[Stored records]
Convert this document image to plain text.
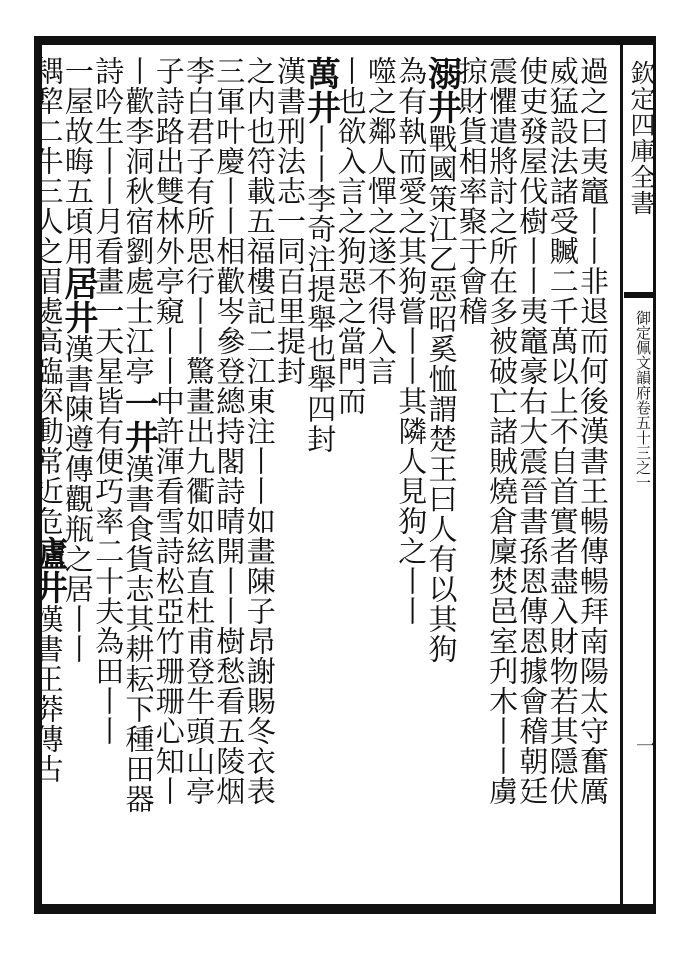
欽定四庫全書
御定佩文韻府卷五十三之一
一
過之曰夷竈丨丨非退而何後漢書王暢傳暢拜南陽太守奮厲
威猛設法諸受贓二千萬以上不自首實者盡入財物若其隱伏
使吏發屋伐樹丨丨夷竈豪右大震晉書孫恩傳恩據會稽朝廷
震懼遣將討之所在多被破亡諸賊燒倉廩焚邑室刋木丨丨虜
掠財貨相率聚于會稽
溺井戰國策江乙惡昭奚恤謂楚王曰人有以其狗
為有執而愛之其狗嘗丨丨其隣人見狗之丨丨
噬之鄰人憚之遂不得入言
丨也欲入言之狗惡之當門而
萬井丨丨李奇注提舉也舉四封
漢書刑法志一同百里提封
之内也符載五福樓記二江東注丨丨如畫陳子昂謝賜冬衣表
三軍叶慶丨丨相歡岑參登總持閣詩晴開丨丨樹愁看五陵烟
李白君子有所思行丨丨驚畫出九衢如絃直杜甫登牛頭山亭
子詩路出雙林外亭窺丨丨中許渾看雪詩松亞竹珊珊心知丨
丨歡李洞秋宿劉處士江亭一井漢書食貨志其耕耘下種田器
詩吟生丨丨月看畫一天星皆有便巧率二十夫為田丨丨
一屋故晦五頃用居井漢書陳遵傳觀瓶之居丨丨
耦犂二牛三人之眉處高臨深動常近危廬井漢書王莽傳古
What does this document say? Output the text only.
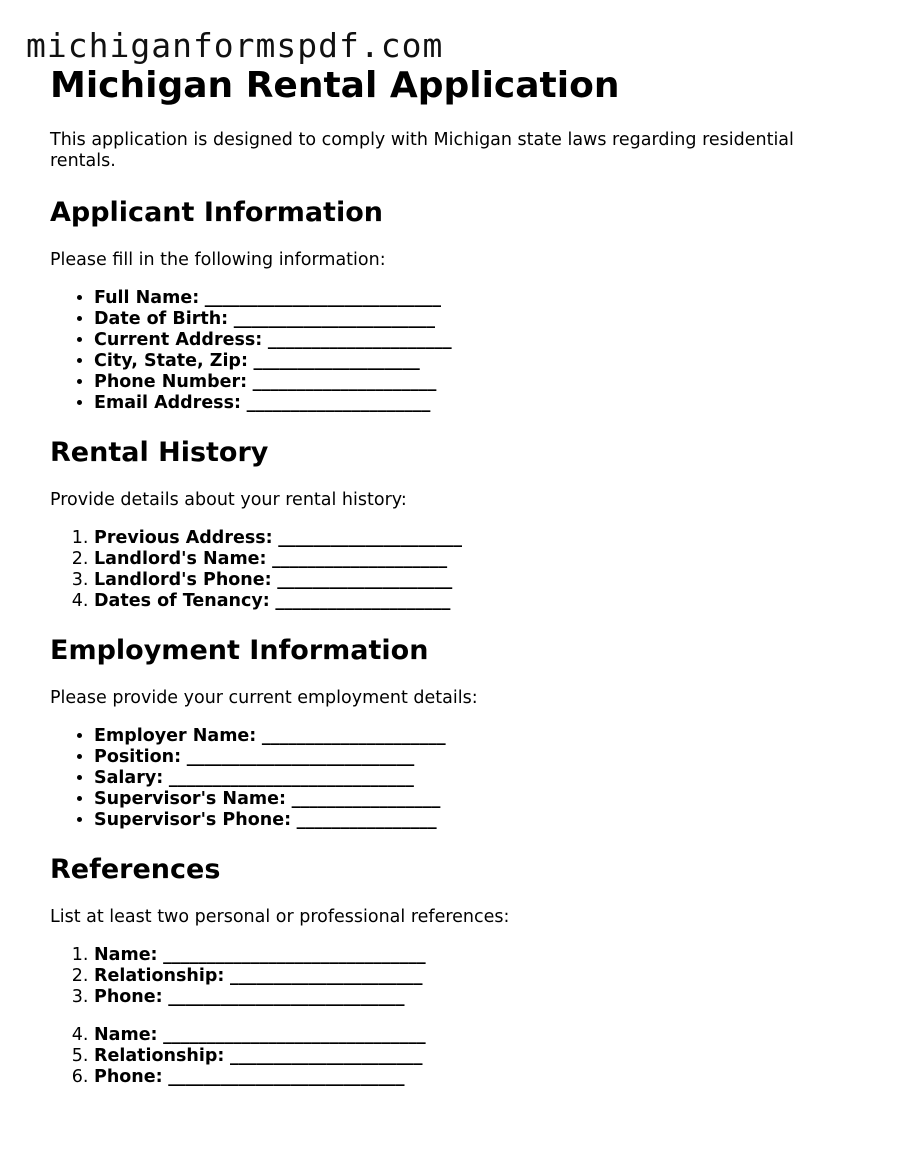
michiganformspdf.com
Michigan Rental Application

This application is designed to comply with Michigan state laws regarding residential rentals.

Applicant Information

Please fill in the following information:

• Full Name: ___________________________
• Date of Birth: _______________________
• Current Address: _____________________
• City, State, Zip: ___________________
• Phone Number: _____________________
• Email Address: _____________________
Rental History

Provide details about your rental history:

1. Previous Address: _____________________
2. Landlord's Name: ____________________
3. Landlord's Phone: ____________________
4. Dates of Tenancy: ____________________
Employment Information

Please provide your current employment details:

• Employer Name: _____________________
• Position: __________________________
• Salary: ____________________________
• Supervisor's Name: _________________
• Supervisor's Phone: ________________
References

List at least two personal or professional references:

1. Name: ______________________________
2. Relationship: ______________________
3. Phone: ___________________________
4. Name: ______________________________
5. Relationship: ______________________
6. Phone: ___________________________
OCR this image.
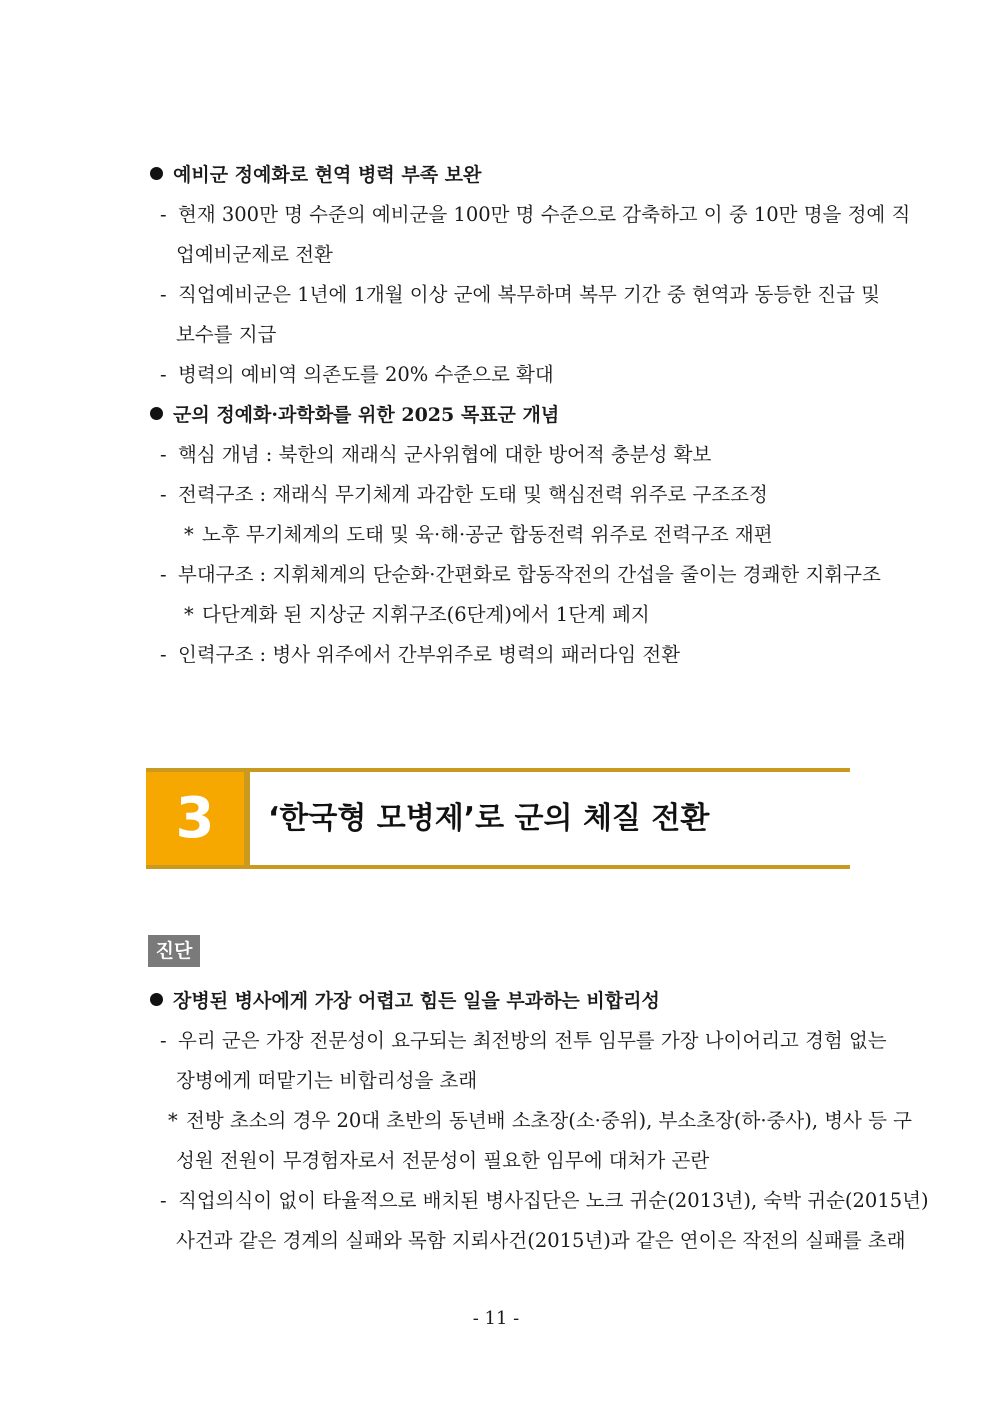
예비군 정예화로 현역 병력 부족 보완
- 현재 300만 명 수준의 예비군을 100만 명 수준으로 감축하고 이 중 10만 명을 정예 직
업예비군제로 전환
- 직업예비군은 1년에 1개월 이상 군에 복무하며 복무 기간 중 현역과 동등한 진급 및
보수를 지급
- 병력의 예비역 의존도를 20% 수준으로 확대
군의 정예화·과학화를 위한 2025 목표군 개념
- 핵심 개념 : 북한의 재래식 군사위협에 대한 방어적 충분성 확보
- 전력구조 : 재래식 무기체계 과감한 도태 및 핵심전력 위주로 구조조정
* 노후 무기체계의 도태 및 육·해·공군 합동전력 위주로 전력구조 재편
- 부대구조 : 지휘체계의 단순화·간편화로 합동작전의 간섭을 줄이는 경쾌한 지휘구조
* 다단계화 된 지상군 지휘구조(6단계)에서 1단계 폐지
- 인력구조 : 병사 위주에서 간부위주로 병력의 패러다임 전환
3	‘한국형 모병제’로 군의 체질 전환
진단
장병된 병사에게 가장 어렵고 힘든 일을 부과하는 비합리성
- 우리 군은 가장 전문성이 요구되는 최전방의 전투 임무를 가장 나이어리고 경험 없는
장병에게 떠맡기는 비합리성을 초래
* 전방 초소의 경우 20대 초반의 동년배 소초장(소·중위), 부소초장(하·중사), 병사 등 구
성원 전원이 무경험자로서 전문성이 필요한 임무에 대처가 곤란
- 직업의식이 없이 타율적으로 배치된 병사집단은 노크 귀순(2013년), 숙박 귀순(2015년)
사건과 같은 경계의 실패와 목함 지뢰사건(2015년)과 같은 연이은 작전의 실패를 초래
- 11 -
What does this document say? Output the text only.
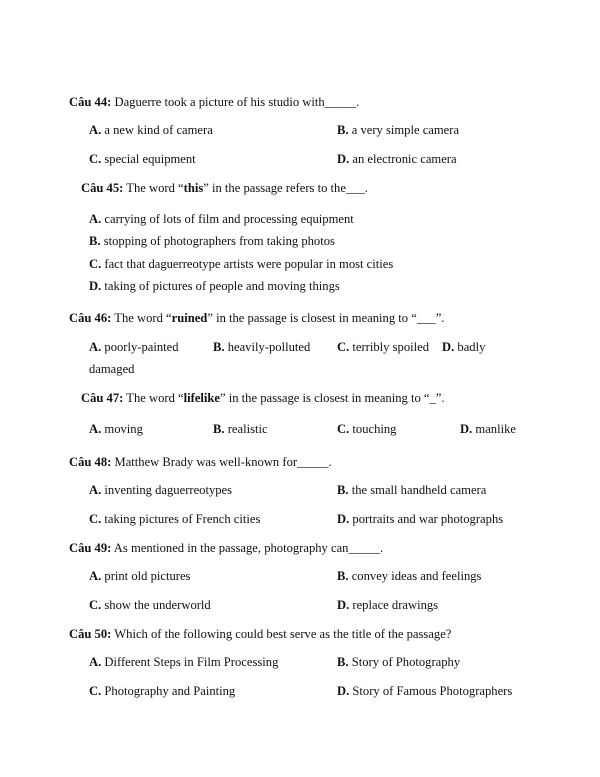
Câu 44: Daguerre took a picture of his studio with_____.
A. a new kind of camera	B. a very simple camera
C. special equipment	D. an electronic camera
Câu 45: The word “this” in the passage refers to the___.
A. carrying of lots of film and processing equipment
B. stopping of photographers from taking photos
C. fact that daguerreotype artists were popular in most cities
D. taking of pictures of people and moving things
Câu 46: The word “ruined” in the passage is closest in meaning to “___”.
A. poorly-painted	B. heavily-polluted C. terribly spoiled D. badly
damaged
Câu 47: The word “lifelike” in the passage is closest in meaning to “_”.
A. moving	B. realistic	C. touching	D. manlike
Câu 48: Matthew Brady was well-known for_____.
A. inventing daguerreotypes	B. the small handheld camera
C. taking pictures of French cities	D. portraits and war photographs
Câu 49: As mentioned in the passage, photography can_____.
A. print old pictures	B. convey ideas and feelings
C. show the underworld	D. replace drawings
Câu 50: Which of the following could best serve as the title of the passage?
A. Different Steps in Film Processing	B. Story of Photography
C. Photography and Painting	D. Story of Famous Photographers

▸ Problem description:
List the lines of the entries that include "passage".

▸ Answer to the problem:
Câu 45: The word “this” in the passage refers to the___.
Câu 46: The word “ruined” in the passage is closest in meaning to “___”.
Câu 47: The word “lifelike” in the passage is closest in meaning to “_”.
Câu 49: As mentioned in the passage, photography can_____.
Câu 50: Which of the following could best serve as the title of the passage?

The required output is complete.